>>
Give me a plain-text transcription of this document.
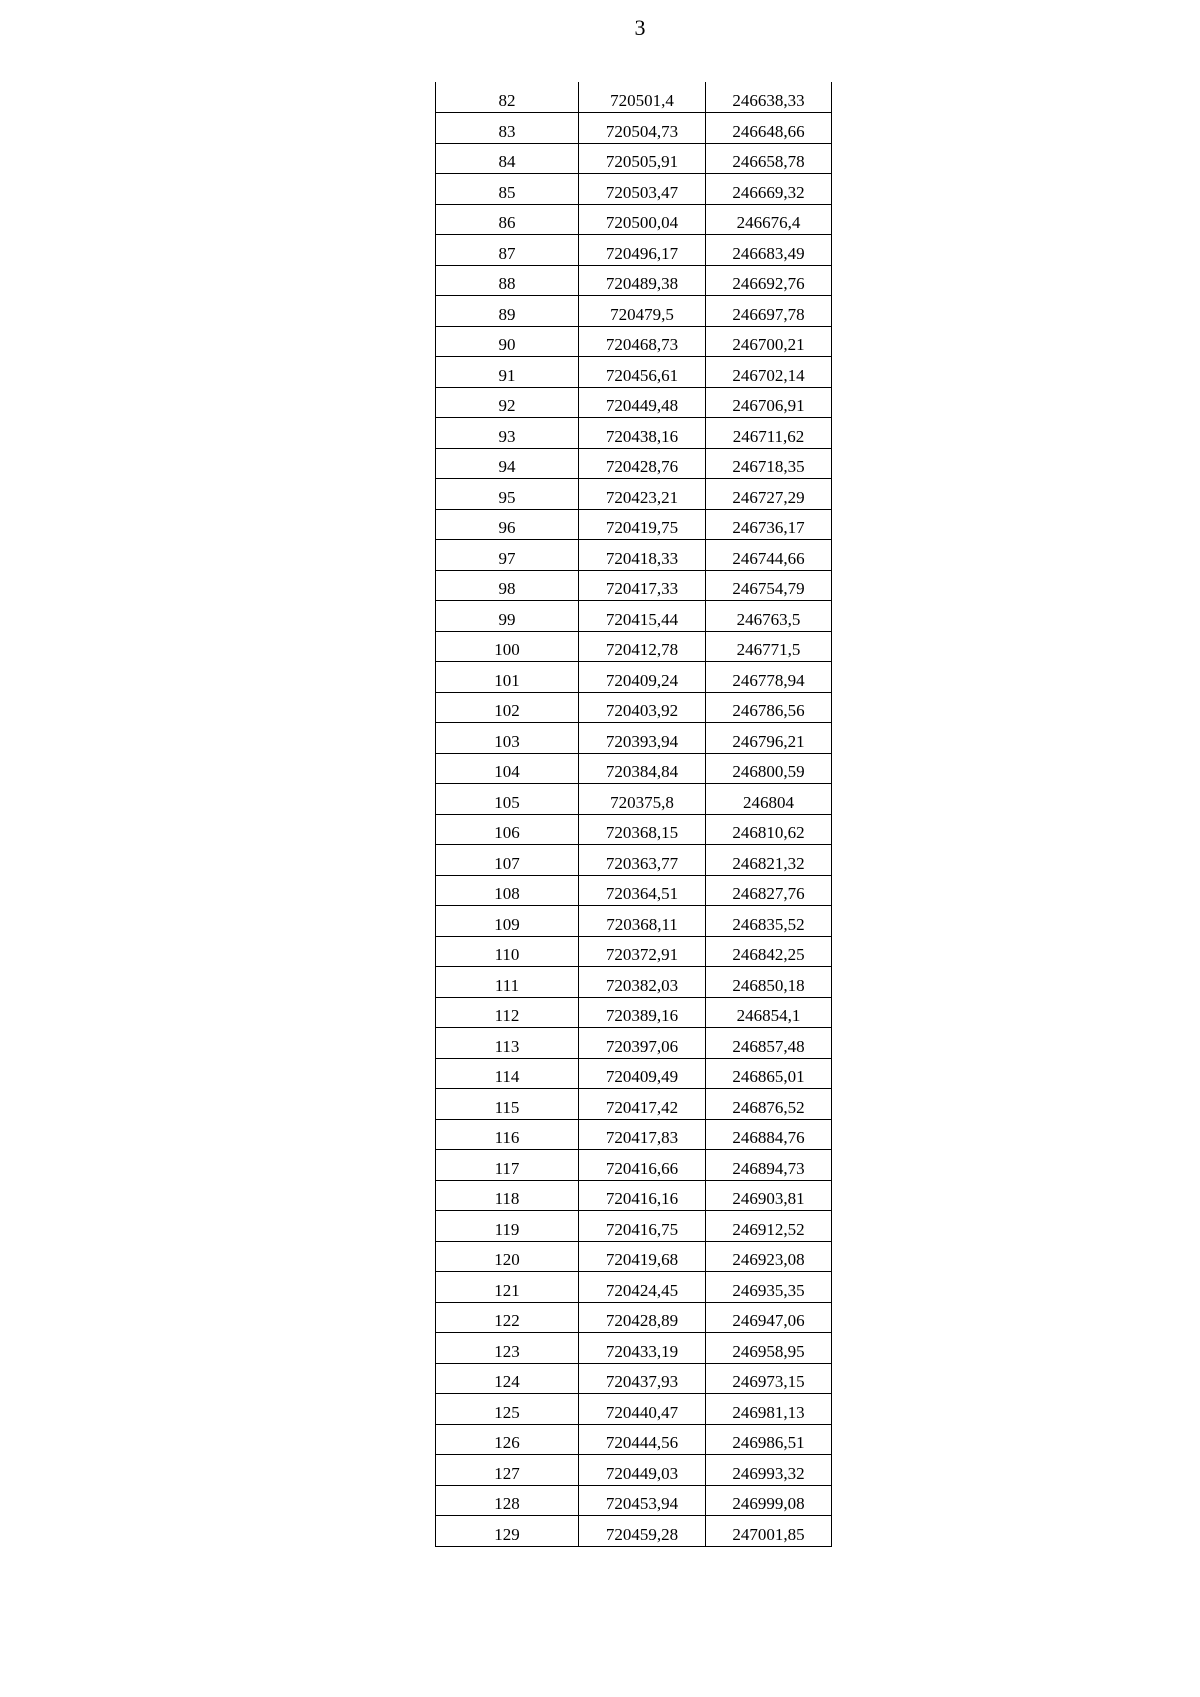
3
82	720501,4	246638,33
83	720504,73	246648,66
84	720505,91	246658,78
85	720503,47	246669,32
86	720500,04	246676,4
87	720496,17	246683,49
88	720489,38	246692,76
89	720479,5	246697,78
90	720468,73	246700,21
91	720456,61	246702,14
92	720449,48	246706,91
93	720438,16	246711,62
94	720428,76	246718,35
95	720423,21	246727,29
96	720419,75	246736,17
97	720418,33	246744,66
98	720417,33	246754,79
99	720415,44	246763,5
100	720412,78	246771,5
101	720409,24	246778,94
102	720403,92	246786,56
103	720393,94	246796,21
104	720384,84	246800,59
105	720375,8	246804
106	720368,15	246810,62
107	720363,77	246821,32
108	720364,51	246827,76
109	720368,11	246835,52
110	720372,91	246842,25
111	720382,03	246850,18
112	720389,16	246854,1
113	720397,06	246857,48
114	720409,49	246865,01
115	720417,42	246876,52
116	720417,83	246884,76
117	720416,66	246894,73
118	720416,16	246903,81
119	720416,75	246912,52
120	720419,68	246923,08
121	720424,45	246935,35
122	720428,89	246947,06
123	720433,19	246958,95
124	720437,93	246973,15
125	720440,47	246981,13
126	720444,56	246986,51
127	720449,03	246993,32
128	720453,94	246999,08
129	720459,28	247001,85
<<
» **THE EXERCISE**
Write out the records above once more, word for word, with no pictures.

» **EXERCISE OUTPUT**
Give me a plain-text transcription of this document.
3
82	720501,4	246638,33
83	720504,73	246648,66
84	720505,91	246658,78
85	720503,47	246669,32
86	720500,04	246676,4
87	720496,17	246683,49
88	720489,38	246692,76
89	720479,5	246697,78
90	720468,73	246700,21
91	720456,61	246702,14
92	720449,48	246706,91
93	720438,16	246711,62
94	720428,76	246718,35
95	720423,21	246727,29
96	720419,75	246736,17
97	720418,33	246744,66
98	720417,33	246754,79
99	720415,44	246763,5
100	720412,78	246771,5
101	720409,24	246778,94
102	720403,92	246786,56
103	720393,94	246796,21
104	720384,84	246800,59
105	720375,8	246804
106	720368,15	246810,62
107	720363,77	246821,32
108	720364,51	246827,76
109	720368,11	246835,52
110	720372,91	246842,25
111	720382,03	246850,18
112	720389,16	246854,1
113	720397,06	246857,48
114	720409,49	246865,01
115	720417,42	246876,52
116	720417,83	246884,76
117	720416,66	246894,73
118	720416,16	246903,81
119	720416,75	246912,52
120	720419,68	246923,08
121	720424,45	246935,35
122	720428,89	246947,06
123	720433,19	246958,95
124	720437,93	246973,15
125	720440,47	246981,13
126	720444,56	246986,51
127	720449,03	246993,32
128	720453,94	246999,08
129	720459,28	247001,85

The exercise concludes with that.